Given data:

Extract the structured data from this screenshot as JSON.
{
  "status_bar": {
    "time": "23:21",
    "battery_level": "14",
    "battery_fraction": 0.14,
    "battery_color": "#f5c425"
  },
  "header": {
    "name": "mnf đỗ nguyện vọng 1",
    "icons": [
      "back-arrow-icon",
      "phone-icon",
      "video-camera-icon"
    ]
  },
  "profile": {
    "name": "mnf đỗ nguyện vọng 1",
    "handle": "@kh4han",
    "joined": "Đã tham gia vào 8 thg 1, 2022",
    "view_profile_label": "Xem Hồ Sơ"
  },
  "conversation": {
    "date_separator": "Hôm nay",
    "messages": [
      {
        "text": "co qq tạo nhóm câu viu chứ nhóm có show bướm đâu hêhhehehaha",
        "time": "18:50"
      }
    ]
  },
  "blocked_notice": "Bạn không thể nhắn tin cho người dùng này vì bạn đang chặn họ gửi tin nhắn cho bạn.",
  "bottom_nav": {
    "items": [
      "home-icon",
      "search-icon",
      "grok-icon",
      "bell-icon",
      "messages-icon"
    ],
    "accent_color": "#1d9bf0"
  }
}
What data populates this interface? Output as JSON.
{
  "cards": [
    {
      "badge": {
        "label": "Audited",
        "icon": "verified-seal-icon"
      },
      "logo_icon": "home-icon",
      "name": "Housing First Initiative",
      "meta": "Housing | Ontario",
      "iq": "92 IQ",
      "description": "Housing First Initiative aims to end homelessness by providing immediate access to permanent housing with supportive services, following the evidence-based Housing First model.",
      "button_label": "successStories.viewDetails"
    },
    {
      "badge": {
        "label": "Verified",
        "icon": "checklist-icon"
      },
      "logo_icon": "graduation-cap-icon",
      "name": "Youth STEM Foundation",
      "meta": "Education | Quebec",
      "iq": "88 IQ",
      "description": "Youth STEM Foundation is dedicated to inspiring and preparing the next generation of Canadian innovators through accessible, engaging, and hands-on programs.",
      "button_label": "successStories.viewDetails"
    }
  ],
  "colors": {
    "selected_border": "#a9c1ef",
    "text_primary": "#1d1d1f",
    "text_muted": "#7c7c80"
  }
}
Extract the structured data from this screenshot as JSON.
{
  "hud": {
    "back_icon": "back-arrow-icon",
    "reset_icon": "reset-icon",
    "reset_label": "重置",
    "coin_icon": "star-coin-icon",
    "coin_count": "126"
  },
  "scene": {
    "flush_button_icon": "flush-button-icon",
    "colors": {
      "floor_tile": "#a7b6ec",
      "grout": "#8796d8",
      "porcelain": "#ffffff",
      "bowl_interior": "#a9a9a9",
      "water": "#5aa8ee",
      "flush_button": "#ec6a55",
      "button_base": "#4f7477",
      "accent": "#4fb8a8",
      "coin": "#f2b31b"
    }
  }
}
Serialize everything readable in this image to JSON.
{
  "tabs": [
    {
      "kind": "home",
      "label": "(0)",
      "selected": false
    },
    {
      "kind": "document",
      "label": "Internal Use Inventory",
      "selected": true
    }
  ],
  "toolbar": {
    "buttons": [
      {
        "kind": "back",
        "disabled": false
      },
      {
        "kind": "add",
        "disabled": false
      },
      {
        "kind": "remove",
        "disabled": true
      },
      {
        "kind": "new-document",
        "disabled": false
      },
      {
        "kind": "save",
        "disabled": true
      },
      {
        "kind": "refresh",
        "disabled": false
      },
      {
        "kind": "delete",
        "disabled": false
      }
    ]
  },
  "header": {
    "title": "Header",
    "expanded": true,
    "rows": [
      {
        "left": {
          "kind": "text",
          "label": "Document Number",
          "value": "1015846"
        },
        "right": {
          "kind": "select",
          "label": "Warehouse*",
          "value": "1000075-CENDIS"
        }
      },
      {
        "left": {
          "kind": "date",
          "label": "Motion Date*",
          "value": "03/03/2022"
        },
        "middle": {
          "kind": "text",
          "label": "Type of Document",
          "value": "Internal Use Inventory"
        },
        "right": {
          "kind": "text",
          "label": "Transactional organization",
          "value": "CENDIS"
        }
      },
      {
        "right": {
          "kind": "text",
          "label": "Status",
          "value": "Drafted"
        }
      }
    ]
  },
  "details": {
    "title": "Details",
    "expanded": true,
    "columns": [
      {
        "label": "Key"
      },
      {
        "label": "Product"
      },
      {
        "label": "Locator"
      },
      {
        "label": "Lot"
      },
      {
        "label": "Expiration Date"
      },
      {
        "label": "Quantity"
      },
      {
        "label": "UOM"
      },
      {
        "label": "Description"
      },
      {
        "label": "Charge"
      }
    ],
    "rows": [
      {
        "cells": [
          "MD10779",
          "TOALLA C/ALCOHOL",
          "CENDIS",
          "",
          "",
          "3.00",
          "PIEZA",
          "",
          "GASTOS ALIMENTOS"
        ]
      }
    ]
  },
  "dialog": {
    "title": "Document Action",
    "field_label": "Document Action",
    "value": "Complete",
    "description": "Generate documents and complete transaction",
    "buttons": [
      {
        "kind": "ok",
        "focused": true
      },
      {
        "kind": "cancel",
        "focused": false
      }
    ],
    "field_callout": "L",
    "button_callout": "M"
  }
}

Brief:
Reproduce each line holding the word "meta".

Output:
      "meta": "Housing | Ontario",
      "meta": "Education | Quebec",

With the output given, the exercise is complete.